Article:
- - - -

Cricket on Trial: The Kelso Knowes Case 1850Martin Chandler |
Author: Miller, Richard (Editor)
Rating: 4 stars
It was in the autumn of 1979 that I started learning the law, and my life choices since have been such that in some aspect or other it has dominated my existence ever since. Back in those days I would even, from time to time, read the judgments in decided cases. One of the more interesting ones was the (then) recent case of Miller v Jackson.
The Plaintiffs (they would now be called Claimants) in Miller v Jackson sought an injunction against their local cricket club to, effectively, prevent the club continuing to play. Having bought a home constructed on land adjoining the ground the Millers (who to the best of my knowledge are wholly unrelated to the editor of the booklet before me) grew tired of being the occasional recipients of cricket balls being propelled into their garden by some of the lustier hitters amongst the local cricketing fraternity.
Bizarrely, I always thought, the Millers were able to persuade the High Court to grant them their desired order, and even more remarkably I note now on rereading the judgment something that would not have been of any interest to me as a student, that being that the couple would appear to have had the benefit of a legal aid certificate, thus enabling them to take the club to court at public expense and with, potentially, no cost to themselves at all. Fifty years of progress and our legal aid scheme is such that person charged with the most serious offence in the criminal calendar may not be able to recover their costs of successfully defending themselves in a Crown Court, and as for legal aid for a civil case – well you can give up on that idea straight away.
But I digress. When the club appealed the Master of the Rolls, the well known Lord Denning, began his lead judgment with one of his more famous sentences; In summertime village cricket is the delight of everyone. So the writing was on the wall from the off and, one of his two fellow appeal judges agreeing with Denning, it was a 2-1 win for two of the greatest pleasures in life, on the one hand cricket, and commonsense on the other.
Nowhere in Miller v Jackson is there a reference to the Kelso Knowes Case that was litigated in Scotland more than a century before. That said there is no reason why it should have been mentioned as, despite the very similar factual background, the two cases were, legally, entirely dissimilar, but it is still surprising that, until Richard Miller rescued it from obscurity, the Kelso case had completely disappeared from view.

- - - -

Provided data:
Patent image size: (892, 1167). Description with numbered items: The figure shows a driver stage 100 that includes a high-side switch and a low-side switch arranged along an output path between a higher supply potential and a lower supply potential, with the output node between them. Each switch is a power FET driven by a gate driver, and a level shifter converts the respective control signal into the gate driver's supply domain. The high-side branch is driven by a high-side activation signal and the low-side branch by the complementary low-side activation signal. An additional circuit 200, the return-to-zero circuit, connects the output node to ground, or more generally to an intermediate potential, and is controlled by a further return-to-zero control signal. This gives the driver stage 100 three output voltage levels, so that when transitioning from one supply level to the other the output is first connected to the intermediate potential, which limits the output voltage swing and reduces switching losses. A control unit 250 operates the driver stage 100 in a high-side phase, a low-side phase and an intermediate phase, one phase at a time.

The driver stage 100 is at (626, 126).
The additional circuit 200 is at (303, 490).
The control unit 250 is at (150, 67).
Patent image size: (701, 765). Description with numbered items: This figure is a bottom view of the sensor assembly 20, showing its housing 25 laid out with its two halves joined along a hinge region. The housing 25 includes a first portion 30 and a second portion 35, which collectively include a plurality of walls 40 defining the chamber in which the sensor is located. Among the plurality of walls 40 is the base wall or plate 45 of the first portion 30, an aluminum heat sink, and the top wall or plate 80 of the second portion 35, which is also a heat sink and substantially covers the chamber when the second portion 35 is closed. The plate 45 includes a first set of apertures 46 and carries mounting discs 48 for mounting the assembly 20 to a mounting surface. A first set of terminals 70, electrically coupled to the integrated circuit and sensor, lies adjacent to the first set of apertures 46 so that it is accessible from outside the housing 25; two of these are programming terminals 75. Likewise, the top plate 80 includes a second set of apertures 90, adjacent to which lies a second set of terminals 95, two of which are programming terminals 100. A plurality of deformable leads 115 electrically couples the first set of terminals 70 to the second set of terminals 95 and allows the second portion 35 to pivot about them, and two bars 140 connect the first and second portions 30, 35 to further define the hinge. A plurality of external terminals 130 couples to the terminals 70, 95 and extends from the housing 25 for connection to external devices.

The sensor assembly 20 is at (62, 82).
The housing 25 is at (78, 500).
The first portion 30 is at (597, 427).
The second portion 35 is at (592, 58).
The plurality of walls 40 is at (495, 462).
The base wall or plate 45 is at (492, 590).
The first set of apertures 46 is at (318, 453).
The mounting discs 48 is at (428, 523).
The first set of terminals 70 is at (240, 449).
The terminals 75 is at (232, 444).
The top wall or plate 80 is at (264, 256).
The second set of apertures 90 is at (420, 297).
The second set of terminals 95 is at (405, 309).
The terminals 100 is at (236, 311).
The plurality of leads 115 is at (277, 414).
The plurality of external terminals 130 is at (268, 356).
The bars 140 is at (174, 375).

- - - -

Things to do:
A. Decide whether each statement agrees with the review, answering yes or no and quoting the words of the review that settle it: (i) The Millers in Miller v Jackson are related to the editor of the booklet. (ii) Lord Denning opened his lead judgment in the appeal with the sentence "In summertime village cricket is the delight of everyone." (iii) Miller v Jackson refers to the Kelso Knowes Case.
B. Reproduce the records from their first line down through the line containing "The control unit 250 is at (150, 67).", with both ends included.
The review and the records have no connection to each other.

Responses:
A.
(i) No: "who to the best of my knowledge are wholly unrelated to the editor of the booklet before me"
(ii) Yes: "began his lead judgment with one of his more famous sentences; In summertime village cricket is the delight of everyone"
(iii) No: "Nowhere in Miller v Jackson is there a reference to the Kelso Knowes Case"

B.
Patent image size: (892, 1167). Description with numbered items: The figure shows a driver stage 100 that includes a high-side switch and a low-side switch arranged along an output path between a higher supply potential and a lower supply potential, with the output node between them. Each switch is a power FET driven by a gate driver, and a level shifter converts the respective control signal into the gate driver's supply domain. The high-side branch is driven by a high-side activation signal and the low-side branch by the complementary low-side activation signal. An additional circuit 200, the return-to-zero circuit, connects the output node to ground, or more generally to an intermediate potential, and is controlled by a further return-to-zero control signal. This gives the driver stage 100 three output voltage levels, so that when transitioning from one supply level to the other the output is first connected to the intermediate potential, which limits the output voltage swing and reduces switching losses. A control unit 250 operates the driver stage 100 in a high-side phase, a low-side phase and an intermediate phase, one phase at a time.

The driver stage 100 is at (626, 126).
The additional circuit 200 is at (303, 490).
The control unit 250 is at (150, 67).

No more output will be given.